● **TASKS TO PERFORM**
a) In the forum thread comparing a 1TB drive with the VelociRaptor 300gb, rewrite the paragraph beginning "The RE series WDs are as fast as" as a short bulleted list that keeps its main facts.
b) Continue the forum thread comparing a 1TB drive with the VelociRaptor 300gb by writing the post that belongs under its final header.

● **SELECTED EXTRACT**
=-=-=-=-=

# 1tb vs velociraptor 300gb



## Anath (Oct 6, 2009)

My buddy is looking to part away with his velociraptor 300gb hard drive. I was either thinking about picking that up or buying a 1tb hard drive. I was just wondering if the performance difference ie game load times and install times would be worth it over picking up a 1tb hard drive. I have a 500gb right now.


----------



## Soylent Joe (Oct 6, 2009)

What kind of 1TB drive would you get? The WD Caviar Black and Samsung F3 1TB HDD's are most likely going to be the fastest. How much would the Raptor cost?


----------



## Lazzer408 (Oct 6, 2009)

The RE series WDs are as fast as velociraptors/raptors. The only velociraptor I see in this thread... http://forums.techpowerup.com/showthread.php?t=68546  ...pulles off 98.6mb/s. When I ran a single RE3 I get 120mb/s and in RAID-0 (software) I get 179mb/s. Just so you know, WD drives are not RAID compatable unless they are RE series.

2x WDC 750gb WD7502ABYS (RE-3) RAID-0
179.3mb/s


----------



## Anath (Oct 6, 2009)

thanks guys. I could just go raid with two cheaper hdds and get better performance.


----------



## CStylen (Oct 6, 2009)

=-=-=-=-=

● **LISTED RECORDS**

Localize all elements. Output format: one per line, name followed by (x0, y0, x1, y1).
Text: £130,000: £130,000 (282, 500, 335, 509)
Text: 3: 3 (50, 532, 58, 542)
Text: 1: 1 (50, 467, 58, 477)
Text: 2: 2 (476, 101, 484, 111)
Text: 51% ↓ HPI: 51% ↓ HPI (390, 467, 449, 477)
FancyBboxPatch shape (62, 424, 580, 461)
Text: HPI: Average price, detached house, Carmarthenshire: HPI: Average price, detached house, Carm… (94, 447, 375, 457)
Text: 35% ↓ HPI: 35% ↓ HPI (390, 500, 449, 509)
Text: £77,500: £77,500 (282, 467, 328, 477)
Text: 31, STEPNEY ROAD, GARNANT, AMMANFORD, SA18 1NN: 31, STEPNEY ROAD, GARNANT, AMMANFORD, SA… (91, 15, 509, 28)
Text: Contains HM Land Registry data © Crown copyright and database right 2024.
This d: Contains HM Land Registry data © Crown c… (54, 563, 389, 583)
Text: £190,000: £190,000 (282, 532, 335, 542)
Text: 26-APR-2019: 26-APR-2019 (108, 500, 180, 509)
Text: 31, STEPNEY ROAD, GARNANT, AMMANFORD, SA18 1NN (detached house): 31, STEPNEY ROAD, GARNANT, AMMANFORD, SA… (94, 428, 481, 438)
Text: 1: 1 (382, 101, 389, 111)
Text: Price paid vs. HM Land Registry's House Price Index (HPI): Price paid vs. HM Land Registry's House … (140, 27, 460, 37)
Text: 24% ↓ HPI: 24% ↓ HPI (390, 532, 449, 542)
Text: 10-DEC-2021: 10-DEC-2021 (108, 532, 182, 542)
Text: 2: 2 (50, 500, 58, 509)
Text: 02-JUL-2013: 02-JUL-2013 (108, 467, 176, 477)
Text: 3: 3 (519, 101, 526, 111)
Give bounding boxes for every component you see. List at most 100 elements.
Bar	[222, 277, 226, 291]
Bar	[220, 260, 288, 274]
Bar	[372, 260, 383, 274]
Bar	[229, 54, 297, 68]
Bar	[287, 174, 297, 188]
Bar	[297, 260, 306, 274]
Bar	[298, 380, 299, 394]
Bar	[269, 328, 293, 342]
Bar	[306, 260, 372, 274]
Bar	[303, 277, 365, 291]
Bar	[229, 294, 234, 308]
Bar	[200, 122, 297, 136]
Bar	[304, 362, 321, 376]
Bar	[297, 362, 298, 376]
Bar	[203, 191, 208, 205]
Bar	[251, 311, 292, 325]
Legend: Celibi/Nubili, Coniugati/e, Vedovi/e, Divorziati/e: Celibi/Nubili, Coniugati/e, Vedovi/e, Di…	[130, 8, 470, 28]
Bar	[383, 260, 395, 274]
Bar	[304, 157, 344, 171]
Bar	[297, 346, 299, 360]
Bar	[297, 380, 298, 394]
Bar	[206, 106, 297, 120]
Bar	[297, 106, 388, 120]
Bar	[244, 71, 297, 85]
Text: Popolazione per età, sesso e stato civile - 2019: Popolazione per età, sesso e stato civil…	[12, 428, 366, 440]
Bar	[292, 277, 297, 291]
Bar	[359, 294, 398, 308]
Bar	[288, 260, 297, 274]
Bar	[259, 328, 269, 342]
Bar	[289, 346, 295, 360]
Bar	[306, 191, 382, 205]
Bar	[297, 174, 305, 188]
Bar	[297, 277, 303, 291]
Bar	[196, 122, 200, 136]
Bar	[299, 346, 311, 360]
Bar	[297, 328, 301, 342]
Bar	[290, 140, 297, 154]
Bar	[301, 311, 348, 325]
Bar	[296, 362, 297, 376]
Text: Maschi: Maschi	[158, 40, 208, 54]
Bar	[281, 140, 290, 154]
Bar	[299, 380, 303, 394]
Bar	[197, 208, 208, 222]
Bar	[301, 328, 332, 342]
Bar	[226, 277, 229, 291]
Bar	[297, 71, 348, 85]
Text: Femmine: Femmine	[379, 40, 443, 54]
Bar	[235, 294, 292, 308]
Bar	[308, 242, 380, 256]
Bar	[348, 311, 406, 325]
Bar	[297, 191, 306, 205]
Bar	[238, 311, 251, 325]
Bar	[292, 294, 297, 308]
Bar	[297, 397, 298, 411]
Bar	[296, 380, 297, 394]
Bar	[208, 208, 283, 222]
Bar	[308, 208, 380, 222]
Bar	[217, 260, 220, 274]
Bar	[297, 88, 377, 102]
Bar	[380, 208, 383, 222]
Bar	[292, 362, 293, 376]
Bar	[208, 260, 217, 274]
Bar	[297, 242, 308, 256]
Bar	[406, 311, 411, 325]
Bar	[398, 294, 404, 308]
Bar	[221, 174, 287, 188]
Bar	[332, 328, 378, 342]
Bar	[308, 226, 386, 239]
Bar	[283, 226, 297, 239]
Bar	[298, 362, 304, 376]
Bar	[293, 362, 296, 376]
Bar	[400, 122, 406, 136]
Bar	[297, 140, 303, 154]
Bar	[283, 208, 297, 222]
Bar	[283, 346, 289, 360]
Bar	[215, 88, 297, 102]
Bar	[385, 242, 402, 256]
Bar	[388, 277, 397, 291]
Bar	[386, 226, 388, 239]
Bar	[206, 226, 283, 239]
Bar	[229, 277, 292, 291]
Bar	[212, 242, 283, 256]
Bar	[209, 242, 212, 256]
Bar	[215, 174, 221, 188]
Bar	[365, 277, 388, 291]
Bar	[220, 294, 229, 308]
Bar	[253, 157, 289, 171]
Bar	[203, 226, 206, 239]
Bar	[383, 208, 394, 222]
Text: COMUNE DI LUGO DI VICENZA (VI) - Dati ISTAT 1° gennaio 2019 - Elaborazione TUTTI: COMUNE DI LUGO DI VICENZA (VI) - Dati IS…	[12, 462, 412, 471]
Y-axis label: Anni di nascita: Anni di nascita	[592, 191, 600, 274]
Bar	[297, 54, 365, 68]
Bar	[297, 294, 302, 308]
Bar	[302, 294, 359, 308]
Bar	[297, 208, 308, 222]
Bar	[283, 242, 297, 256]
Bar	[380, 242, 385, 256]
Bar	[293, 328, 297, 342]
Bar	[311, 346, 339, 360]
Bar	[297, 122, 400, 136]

=-=-=-=-=

● **ANSWERS TO THE EXERCISES**
a)
- WD RE-series drives are as fast as VelociRaptors and Raptors.
- The only VelociRaptor in the linked thread reaches 98.6mb/s.
- A single RE3 reaches 120mb/s. Two in software RAID-0 reach 179mb/s.
- WD drives are not RAID compatible unless they are RE series.

b)
Lazzer408 said:


> The RE series WDs are as fast as velociraptors/raptors. The only velociraptor I see in this thread... http://forums.techpowerup.com/showthread.php?t=68546  ...pulles off 98.6mb/s. When I ran a single RE3 I get 120mb/s and in RAID-0 (software) I get 179mb/s. Just so you know, WD drives are not RAID compatable unless they are RE series.
> 
> 2x WDC 750gb WD7502ABYS (RE-3) RAID-0
> 179.3/s



Oh?





2 X 300 gb velociraptors RAID 0 / Average drops to 192 when full 600 gb is used


----------



## Lazzer408 (Oct 6, 2009)

I was compairing a _single _velociraptor to a _single _RE

I'm not about to go through the entire thread to find what you posted. I just looked in the list and Grasshopper was the first velociraptor score I saw.



600gb@192mb/s = $459.98+ship (Newegg)

1.5tb@179.3mb/s = $259.98+ship (Newegg)

900gb less space and $200 more for 12.7mb/s faster transfers? I don't think so Tim.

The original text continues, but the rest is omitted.